(A block of data)
+ + + + +
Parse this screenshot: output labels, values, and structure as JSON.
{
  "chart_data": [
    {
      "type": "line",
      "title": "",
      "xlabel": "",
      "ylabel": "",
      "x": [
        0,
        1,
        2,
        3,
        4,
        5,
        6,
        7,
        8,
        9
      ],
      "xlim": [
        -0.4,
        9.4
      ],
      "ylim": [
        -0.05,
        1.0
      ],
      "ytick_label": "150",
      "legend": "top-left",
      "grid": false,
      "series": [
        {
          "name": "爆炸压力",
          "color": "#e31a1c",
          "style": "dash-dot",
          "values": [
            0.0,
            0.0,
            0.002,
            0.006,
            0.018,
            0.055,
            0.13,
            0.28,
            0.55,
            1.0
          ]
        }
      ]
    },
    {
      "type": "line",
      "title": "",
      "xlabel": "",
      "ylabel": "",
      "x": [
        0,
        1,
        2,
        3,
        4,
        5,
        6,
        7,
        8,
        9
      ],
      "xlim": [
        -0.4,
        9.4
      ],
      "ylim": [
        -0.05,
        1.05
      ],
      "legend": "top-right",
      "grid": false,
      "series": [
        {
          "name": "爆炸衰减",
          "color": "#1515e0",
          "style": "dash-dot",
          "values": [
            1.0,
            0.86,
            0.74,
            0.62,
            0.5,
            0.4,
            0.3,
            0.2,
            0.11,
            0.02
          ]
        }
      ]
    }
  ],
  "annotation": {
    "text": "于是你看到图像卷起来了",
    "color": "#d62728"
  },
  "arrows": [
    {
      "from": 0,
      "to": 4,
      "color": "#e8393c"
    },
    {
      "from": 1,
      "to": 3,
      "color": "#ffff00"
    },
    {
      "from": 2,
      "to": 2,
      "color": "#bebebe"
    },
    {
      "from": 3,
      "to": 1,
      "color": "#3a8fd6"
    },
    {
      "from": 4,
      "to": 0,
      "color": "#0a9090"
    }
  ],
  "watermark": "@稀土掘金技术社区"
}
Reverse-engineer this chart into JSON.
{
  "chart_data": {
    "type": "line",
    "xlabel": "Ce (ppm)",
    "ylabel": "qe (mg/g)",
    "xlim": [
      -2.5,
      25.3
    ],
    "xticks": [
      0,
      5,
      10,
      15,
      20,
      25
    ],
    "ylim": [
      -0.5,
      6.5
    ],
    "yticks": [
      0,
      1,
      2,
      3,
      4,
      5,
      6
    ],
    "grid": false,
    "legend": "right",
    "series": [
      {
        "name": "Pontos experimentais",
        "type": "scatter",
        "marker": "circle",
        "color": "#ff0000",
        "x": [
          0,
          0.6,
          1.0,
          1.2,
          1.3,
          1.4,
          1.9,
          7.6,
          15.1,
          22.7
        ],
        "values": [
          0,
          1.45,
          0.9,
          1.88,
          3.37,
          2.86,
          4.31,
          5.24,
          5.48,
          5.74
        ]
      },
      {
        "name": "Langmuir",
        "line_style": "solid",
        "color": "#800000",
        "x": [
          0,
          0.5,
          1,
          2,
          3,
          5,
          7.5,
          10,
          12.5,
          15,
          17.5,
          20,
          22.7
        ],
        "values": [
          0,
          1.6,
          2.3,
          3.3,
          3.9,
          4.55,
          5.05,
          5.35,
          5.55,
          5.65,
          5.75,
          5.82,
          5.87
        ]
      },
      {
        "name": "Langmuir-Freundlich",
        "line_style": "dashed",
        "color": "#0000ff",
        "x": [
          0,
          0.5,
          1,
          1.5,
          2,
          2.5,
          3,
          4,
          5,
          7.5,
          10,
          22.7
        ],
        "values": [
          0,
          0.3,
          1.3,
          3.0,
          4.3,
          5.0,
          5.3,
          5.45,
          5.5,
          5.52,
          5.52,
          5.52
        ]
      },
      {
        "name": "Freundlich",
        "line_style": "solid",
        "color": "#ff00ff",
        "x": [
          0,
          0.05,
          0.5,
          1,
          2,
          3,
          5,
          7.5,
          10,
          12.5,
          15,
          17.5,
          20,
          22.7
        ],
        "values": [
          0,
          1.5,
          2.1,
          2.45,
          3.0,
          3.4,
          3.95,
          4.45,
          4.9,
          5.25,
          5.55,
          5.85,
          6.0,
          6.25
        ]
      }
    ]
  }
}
+ + + + +
● GIVEN EXERCISE: Transcribe every entry exactly, omitting nothing.

● WORKED SOLUTION:
Parse this screenshot: output labels, values, and structure as JSON.
{
  "chart_data": [
    {
      "type": "line",
      "title": "",
      "xlabel": "",
      "ylabel": "",
      "x": [
        0,
        1,
        2,
        3,
        4,
        5,
        6,
        7,
        8,
        9
      ],
      "xlim": [
        -0.4,
        9.4
      ],
      "ylim": [
        -0.05,
        1.0
      ],
      "ytick_label": "150",
      "legend": "top-left",
      "grid": false,
      "series": [
        {
          "name": "爆炸压力",
          "color": "#e31a1c",
          "style": "dash-dot",
          "values": [
            0.0,
            0.0,
            0.002,
            0.006,
            0.018,
            0.055,
            0.13,
            0.28,
            0.55,
            1.0
          ]
        }
      ]
    },
    {
      "type": "line",
      "title": "",
      "xlabel": "",
      "ylabel": "",
      "x": [
        0,
        1,
        2,
        3,
        4,
        5,
        6,
        7,
        8,
        9
      ],
      "xlim": [
        -0.4,
        9.4
      ],
      "ylim": [
        -0.05,
        1.05
      ],
      "legend": "top-right",
      "grid": false,
      "series": [
        {
          "name": "爆炸衰减",
          "color": "#1515e0",
          "style": "dash-dot",
          "values": [
            1.0,
            0.86,
            0.74,
            0.62,
            0.5,
            0.4,
            0.3,
            0.2,
            0.11,
            0.02
          ]
        }
      ]
    }
  ],
  "annotation": {
    "text": "于是你看到图像卷起来了",
    "color": "#d62728"
  },
  "arrows": [
    {
      "from": 0,
      "to": 4,
      "color": "#e8393c"
    },
    {
      "from": 1,
      "to": 3,
      "color": "#ffff00"
    },
    {
      "from": 2,
      "to": 2,
      "color": "#bebebe"
    },
    {
      "from": 3,
      "to": 1,
      "color": "#3a8fd6"
    },
    {
      "from": 4,
      "to": 0,
      "color": "#0a9090"
    }
  ],
  "watermark": "@稀土掘金技术社区"
}
Reverse-engineer this chart into JSON.
{
  "chart_data": {
    "type": "line",
    "xlabel": "Ce (ppm)",
    "ylabel": "qe (mg/g)",
    "xlim": [
      -2.5,
      25.3
    ],
    "xticks": [
      0,
      5,
      10,
      15,
      20,
      25
    ],
    "ylim": [
      -0.5,
      6.5
    ],
    "yticks": [
      0,
      1,
      2,
      3,
      4,
      5,
      6
    ],
    "grid": false,
    "legend": "right",
    "series": [
      {
        "name": "Pontos experimentais",
        "type": "scatter",
        "marker": "circle",
        "color": "#ff0000",
        "x": [
          0,
          0.6,
          1.0,
          1.2,
          1.3,
          1.4,
          1.9,
          7.6,
          15.1,
          22.7
        ],
        "values": [
          0,
          1.45,
          0.9,
          1.88,
          3.37,
          2.86,
          4.31,
          5.24,
          5.48,
          5.74
        ]
      },
      {
        "name": "Langmuir",
        "line_style": "solid",
        "color": "#800000",
        "x": [
          0,
          0.5,
          1,
          2,
          3,
          5,
          7.5,
          10,
          12.5,
          15,
          17.5,
          20,
          22.7
        ],
        "values": [
          0,
          1.6,
          2.3,
          3.3,
          3.9,
          4.55,
          5.05,
          5.35,
          5.55,
          5.65,
          5.75,
          5.82,
          5.87
        ]
      },
      {
        "name": "Langmuir-Freundlich",
        "line_style": "dashed",
        "color": "#0000ff",
        "x": [
          0,
          0.5,
          1,
          1.5,
          2,
          2.5,
          3,
          4,
          5,
          7.5,
          10,
          22.7
        ],
        "values": [
          0,
          0.3,
          1.3,
          3.0,
          4.3,
          5.0,
          5.3,
          5.45,
          5.5,
          5.52,
          5.52,
          5.52
        ]
      },
      {
        "name": "Freundlich",
        "line_style": "solid",
        "color": "#ff00ff",
        "x": [
          0,
          0.05,
          0.5,
          1,
          2,
          3,
          5,
          7.5,
          10,
          12.5,
          15,
          17.5,
          20,
          22.7
        ],
        "values": [
          0,
          1.5,
          2.1,
          2.45,
          3.0,
          3.4,
          3.95,
          4.45,
          4.9,
          5.25,
          5.55,
          5.85,
          6.0,
          6.25
        ]
      }
    ]
  }
}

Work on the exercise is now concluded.